STATED EXERCISE ->
Single out the lines of the material that contain "screenshot" and copy them.

EXCERPTED DATA ->

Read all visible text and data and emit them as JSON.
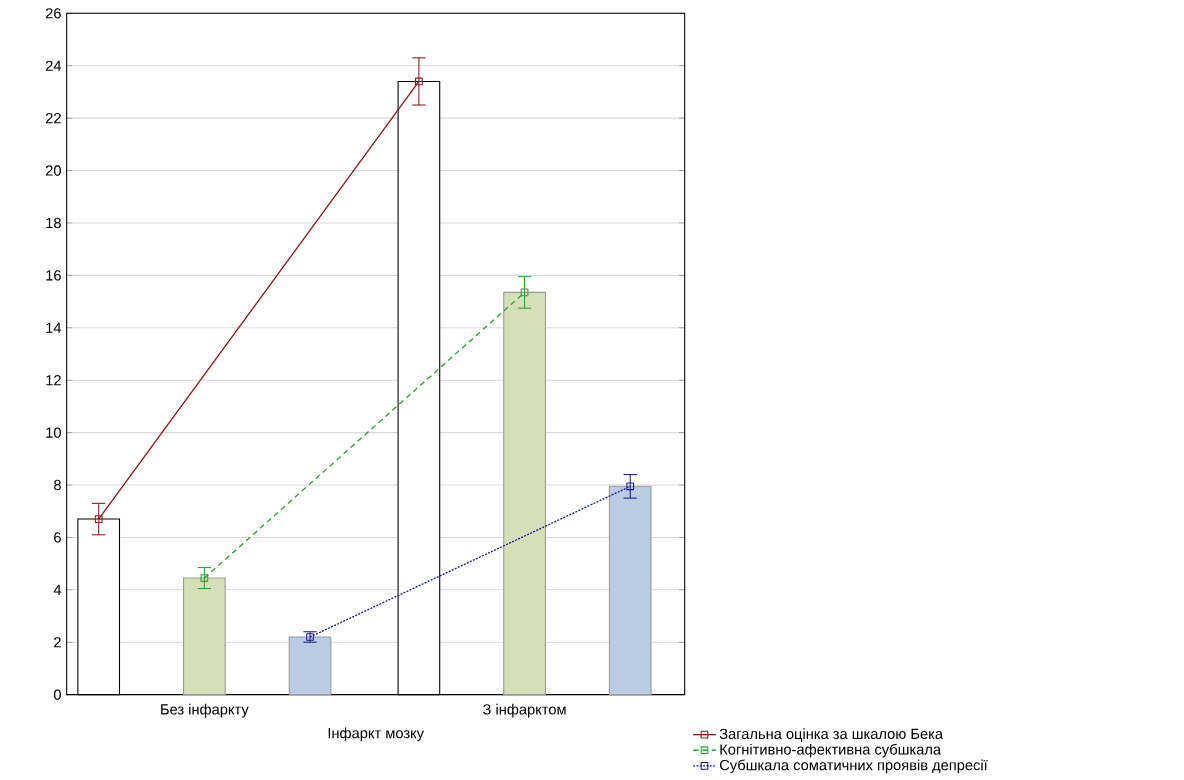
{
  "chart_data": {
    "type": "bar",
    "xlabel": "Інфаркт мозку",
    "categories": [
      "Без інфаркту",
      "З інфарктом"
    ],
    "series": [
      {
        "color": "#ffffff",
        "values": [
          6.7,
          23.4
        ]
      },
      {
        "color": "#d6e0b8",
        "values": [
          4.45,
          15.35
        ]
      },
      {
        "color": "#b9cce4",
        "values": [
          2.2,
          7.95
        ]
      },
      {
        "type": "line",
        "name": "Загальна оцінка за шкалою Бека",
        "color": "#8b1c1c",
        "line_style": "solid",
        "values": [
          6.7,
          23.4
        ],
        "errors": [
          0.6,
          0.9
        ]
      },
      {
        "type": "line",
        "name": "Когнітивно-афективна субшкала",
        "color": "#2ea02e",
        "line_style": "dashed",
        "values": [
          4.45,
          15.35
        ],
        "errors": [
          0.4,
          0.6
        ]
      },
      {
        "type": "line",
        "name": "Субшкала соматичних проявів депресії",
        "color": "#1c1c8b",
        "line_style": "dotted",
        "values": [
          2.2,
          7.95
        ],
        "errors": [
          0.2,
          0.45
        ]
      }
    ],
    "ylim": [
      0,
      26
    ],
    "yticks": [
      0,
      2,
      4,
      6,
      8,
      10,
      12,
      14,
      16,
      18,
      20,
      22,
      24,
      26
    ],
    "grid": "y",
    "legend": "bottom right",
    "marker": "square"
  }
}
==
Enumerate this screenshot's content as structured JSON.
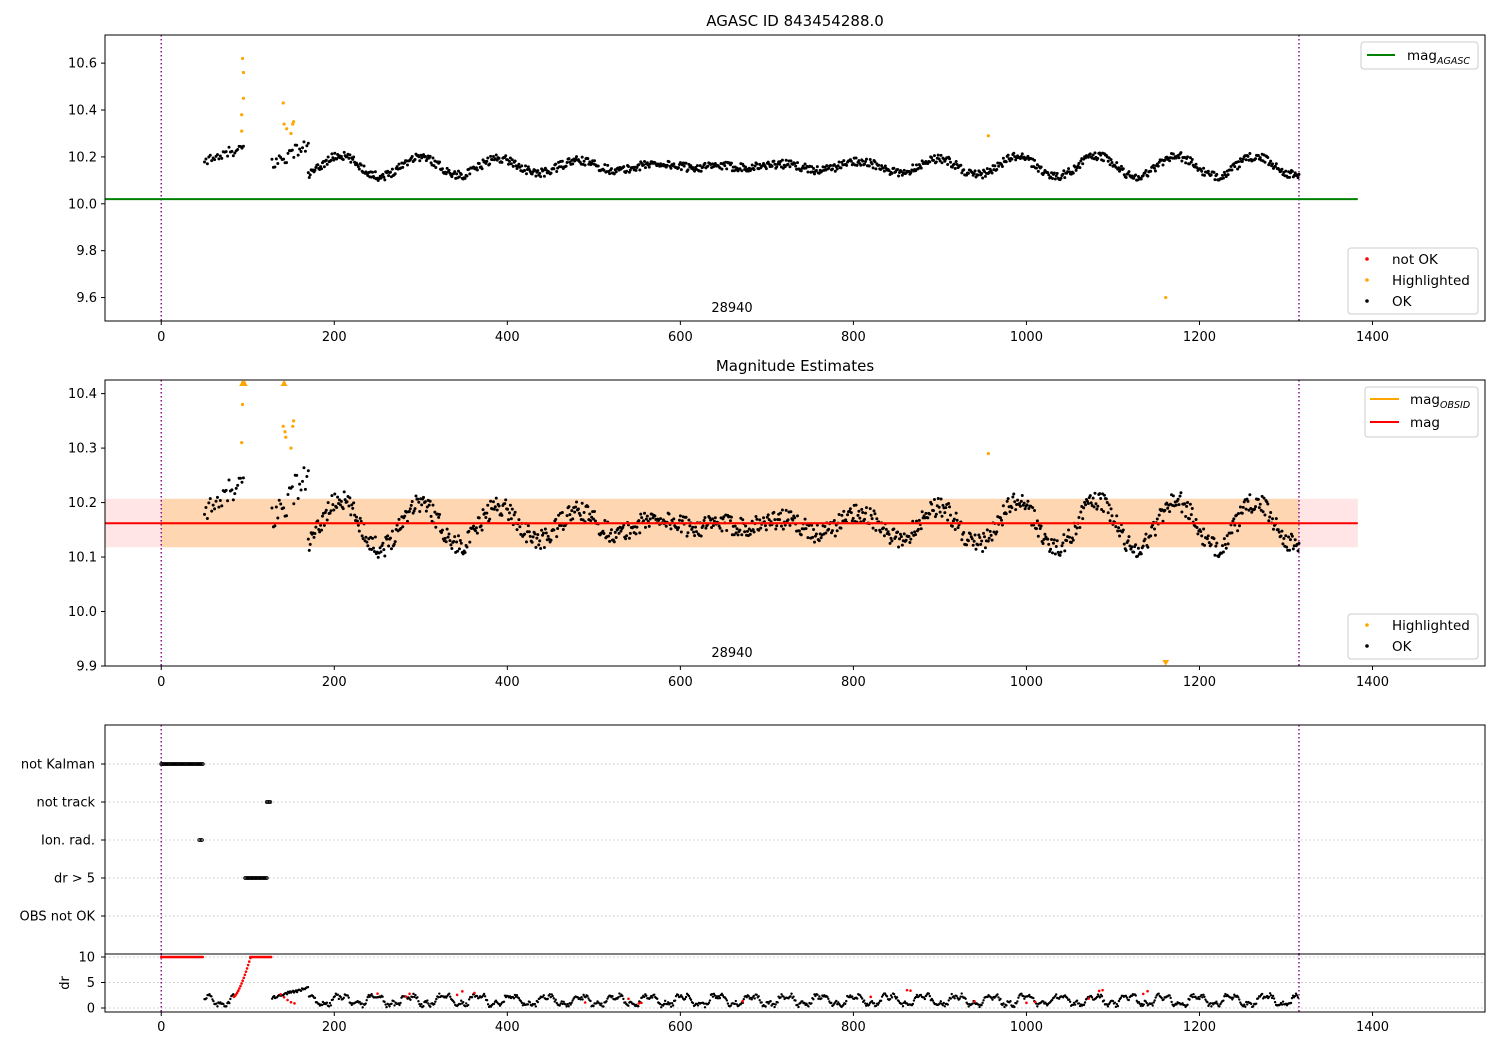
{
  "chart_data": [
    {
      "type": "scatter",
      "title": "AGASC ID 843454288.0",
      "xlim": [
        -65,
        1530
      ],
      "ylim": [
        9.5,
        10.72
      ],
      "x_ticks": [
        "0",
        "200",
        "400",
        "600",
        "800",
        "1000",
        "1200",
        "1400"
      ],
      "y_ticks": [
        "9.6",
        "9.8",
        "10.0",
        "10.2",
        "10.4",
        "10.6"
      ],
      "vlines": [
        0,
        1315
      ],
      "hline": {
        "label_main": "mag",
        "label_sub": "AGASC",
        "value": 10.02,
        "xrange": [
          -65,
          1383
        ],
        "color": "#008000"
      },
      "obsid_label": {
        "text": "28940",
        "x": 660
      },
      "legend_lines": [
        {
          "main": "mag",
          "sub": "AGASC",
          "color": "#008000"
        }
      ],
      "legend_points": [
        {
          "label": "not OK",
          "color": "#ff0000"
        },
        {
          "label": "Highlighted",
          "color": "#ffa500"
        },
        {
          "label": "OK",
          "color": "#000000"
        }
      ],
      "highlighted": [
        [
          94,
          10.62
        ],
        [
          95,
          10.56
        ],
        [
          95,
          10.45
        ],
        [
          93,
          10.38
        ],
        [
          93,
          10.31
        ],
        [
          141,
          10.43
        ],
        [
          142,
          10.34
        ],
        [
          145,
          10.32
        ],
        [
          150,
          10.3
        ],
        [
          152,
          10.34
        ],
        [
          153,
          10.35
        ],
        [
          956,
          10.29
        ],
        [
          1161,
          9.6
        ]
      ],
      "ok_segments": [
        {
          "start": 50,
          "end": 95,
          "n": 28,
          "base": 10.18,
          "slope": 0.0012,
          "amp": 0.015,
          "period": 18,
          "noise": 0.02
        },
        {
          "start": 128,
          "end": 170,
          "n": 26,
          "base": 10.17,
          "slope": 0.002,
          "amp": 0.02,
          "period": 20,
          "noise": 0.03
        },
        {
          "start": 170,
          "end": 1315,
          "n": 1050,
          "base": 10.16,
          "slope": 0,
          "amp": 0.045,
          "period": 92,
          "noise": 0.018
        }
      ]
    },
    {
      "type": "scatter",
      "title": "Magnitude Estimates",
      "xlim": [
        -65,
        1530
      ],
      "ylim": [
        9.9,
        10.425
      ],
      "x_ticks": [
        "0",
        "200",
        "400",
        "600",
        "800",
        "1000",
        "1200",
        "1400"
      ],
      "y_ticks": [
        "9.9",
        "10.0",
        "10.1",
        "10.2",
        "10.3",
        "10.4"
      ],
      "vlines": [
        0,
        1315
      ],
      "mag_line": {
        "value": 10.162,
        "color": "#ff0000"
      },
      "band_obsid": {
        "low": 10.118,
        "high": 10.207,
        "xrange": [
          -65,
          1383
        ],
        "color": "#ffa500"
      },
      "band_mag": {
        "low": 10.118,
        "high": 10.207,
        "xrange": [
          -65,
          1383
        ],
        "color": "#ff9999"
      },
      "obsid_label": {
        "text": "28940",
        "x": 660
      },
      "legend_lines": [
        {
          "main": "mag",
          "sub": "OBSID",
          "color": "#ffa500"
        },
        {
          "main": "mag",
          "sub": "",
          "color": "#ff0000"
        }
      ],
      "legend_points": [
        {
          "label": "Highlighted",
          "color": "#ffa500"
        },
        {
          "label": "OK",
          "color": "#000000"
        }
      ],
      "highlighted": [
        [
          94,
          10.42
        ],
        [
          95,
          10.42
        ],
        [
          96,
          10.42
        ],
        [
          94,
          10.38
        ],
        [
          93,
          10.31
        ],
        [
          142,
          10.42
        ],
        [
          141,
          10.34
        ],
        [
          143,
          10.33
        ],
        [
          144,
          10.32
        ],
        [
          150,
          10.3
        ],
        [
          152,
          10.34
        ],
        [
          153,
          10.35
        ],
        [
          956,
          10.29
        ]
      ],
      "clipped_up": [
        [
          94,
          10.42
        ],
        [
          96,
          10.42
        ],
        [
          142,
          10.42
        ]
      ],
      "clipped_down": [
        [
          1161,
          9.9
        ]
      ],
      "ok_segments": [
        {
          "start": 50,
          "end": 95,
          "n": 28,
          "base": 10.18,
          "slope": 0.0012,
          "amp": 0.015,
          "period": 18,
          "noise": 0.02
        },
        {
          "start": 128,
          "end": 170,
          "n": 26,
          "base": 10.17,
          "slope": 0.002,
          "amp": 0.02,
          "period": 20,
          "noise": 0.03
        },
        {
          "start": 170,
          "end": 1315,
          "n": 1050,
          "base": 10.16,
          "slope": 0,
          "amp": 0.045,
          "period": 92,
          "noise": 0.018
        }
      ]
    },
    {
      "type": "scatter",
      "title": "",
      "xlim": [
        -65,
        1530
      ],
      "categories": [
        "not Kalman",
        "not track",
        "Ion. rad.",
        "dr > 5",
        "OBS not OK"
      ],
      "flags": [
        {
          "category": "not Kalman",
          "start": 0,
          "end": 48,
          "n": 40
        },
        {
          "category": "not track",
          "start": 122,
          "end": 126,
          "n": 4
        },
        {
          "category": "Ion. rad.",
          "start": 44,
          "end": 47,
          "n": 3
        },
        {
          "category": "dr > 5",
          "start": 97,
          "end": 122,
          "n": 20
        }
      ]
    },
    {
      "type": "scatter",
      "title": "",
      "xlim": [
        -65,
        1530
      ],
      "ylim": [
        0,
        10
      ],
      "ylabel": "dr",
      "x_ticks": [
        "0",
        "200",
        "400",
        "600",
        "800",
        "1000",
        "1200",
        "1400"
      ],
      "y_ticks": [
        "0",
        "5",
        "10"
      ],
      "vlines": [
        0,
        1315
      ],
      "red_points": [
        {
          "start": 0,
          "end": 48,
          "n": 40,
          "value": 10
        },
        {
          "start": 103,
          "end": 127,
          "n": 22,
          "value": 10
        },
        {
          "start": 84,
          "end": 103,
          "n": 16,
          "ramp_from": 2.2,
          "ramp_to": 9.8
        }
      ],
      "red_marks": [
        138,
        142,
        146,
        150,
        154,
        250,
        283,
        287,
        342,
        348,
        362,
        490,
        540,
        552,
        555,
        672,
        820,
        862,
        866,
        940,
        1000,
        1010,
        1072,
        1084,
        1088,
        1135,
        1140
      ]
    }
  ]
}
--
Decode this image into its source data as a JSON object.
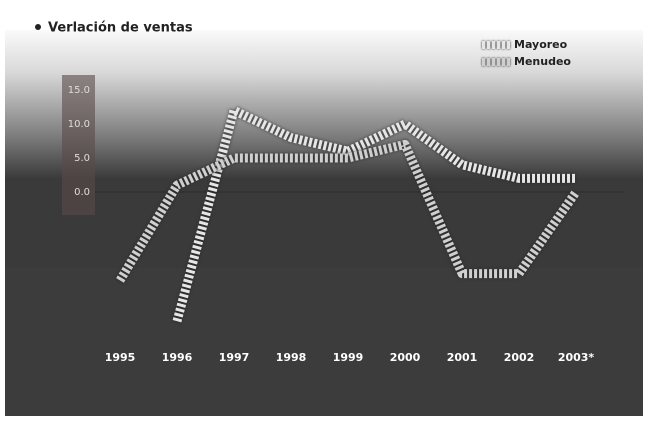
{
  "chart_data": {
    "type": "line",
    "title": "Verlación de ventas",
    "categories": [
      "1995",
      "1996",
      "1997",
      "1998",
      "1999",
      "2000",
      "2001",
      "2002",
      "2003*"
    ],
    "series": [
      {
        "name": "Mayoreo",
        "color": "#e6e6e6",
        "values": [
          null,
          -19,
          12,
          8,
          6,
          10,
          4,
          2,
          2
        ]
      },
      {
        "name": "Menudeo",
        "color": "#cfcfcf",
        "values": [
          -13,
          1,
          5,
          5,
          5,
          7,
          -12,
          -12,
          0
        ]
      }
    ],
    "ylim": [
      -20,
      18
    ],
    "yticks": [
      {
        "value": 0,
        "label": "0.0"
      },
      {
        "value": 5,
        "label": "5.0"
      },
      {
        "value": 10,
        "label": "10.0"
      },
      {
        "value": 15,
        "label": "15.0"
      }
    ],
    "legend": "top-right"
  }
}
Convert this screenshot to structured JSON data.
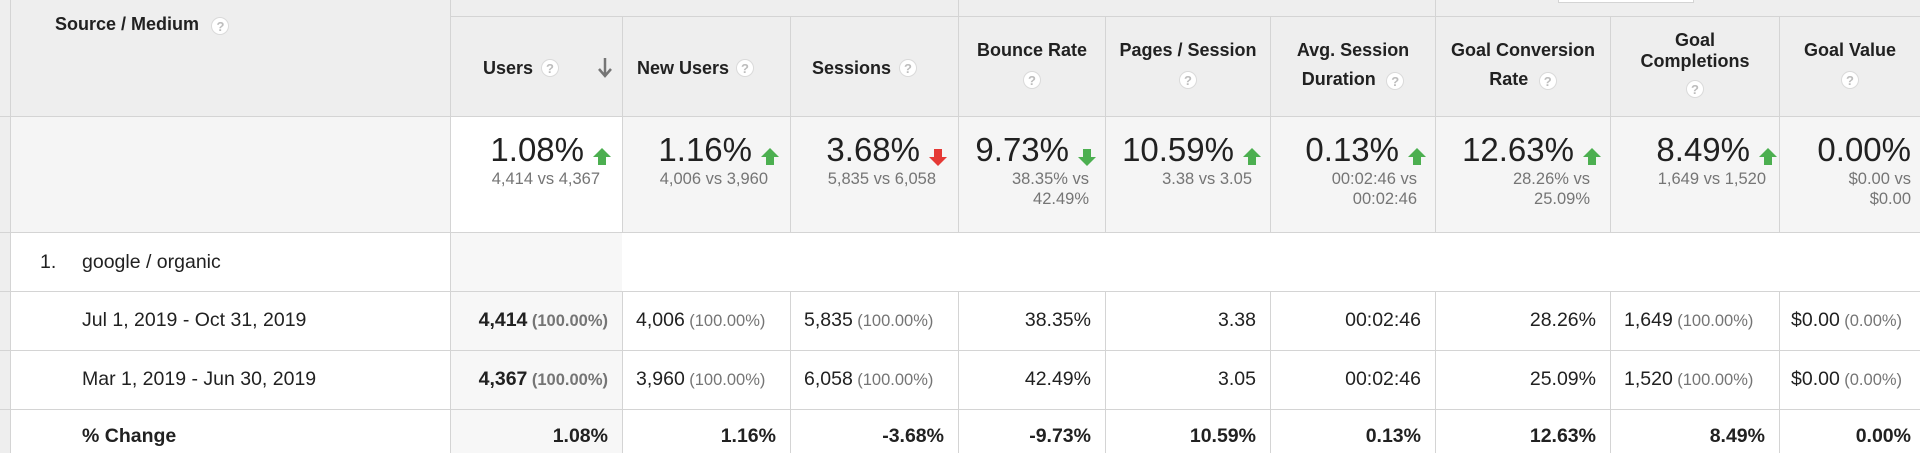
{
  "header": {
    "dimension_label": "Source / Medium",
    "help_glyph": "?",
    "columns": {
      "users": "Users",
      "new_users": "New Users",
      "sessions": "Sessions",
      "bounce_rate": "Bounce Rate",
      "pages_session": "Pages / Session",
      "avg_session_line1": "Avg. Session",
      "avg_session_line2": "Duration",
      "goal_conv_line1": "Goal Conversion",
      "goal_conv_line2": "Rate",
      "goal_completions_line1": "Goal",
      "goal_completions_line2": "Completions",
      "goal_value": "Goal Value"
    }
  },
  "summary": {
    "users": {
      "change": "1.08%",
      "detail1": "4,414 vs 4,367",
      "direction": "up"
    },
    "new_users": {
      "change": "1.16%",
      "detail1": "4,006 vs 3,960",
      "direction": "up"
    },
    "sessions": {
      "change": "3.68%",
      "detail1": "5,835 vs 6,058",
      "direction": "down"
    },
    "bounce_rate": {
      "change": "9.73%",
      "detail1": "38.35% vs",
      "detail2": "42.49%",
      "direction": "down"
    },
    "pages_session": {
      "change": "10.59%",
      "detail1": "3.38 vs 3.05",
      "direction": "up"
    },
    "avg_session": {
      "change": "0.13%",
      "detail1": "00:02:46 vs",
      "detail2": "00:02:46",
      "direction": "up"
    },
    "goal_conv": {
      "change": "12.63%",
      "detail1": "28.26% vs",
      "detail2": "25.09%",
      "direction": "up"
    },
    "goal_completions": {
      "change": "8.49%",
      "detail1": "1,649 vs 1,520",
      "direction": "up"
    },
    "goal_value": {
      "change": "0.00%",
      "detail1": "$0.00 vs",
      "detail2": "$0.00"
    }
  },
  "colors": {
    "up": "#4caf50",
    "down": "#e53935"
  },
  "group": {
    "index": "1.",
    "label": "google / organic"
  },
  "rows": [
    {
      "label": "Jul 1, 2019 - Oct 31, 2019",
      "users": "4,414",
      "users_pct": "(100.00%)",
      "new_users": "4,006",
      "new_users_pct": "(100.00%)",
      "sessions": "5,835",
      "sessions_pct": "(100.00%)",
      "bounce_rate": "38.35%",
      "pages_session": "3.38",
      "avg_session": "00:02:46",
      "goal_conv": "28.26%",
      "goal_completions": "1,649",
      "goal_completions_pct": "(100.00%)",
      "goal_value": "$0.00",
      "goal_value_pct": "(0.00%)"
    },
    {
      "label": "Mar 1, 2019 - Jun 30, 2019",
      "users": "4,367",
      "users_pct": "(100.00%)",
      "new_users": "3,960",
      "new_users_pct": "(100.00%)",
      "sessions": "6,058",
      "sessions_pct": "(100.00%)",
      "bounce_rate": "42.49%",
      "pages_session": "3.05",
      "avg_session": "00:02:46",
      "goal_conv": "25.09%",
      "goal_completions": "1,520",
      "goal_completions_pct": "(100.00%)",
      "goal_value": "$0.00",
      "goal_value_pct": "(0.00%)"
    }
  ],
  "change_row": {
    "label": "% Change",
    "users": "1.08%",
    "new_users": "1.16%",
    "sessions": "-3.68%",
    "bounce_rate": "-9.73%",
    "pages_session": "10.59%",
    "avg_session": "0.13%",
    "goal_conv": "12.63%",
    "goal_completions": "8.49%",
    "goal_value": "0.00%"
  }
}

FINAL RESULT ->
Enumerate this screenshot's content as structured JSON.
Convert this screenshot to structured JSON data.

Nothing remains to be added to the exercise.